WORK TO DO: Reproduce each line exactly, including spacing and punctuation.

** Start DATA **

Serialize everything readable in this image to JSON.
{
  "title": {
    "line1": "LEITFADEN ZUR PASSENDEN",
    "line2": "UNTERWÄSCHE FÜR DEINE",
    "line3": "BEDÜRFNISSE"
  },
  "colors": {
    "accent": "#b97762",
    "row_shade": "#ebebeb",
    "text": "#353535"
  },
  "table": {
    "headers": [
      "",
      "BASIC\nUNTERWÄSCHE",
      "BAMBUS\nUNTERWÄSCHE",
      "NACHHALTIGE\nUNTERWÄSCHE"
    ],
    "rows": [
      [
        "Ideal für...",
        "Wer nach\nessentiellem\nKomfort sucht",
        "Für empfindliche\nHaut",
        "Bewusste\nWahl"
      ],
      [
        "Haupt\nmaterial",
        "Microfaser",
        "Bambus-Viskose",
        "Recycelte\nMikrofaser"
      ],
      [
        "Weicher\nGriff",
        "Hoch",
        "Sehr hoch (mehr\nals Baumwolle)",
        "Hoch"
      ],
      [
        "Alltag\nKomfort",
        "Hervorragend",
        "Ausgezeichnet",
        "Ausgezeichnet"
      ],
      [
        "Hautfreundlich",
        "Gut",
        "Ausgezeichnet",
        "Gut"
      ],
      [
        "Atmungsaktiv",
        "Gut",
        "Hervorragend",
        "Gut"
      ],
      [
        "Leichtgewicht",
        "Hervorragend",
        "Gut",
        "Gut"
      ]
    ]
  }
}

** End DATA **

COMPLETE RESPONSE:
Serialize everything readable in this image to JSON.
{
  "title": {
    "line1": "LEITFADEN ZUR PASSENDEN",
    "line2": "UNTERWÄSCHE FÜR DEINE",
    "line3": "BEDÜRFNISSE"
  },
  "colors": {
    "accent": "#b97762",
    "row_shade": "#ebebeb",
    "text": "#353535"
  },
  "table": {
    "headers": [
      "",
      "BASIC\nUNTERWÄSCHE",
      "BAMBUS\nUNTERWÄSCHE",
      "NACHHALTIGE\nUNTERWÄSCHE"
    ],
    "rows": [
      [
        "Ideal für...",
        "Wer nach\nessentiellem\nKomfort sucht",
        "Für empfindliche\nHaut",
        "Bewusste\nWahl"
      ],
      [
        "Haupt\nmaterial",
        "Microfaser",
        "Bambus-Viskose",
        "Recycelte\nMikrofaser"
      ],
      [
        "Weicher\nGriff",
        "Hoch",
        "Sehr hoch (mehr\nals Baumwolle)",
        "Hoch"
      ],
      [
        "Alltag\nKomfort",
        "Hervorragend",
        "Ausgezeichnet",
        "Ausgezeichnet"
      ],
      [
        "Hautfreundlich",
        "Gut",
        "Ausgezeichnet",
        "Gut"
      ],
      [
        "Atmungsaktiv",
        "Gut",
        "Hervorragend",
        "Gut"
      ],
      [
        "Leichtgewicht",
        "Hervorragend",
        "Gut",
        "Gut"
      ]
    ]
  }
}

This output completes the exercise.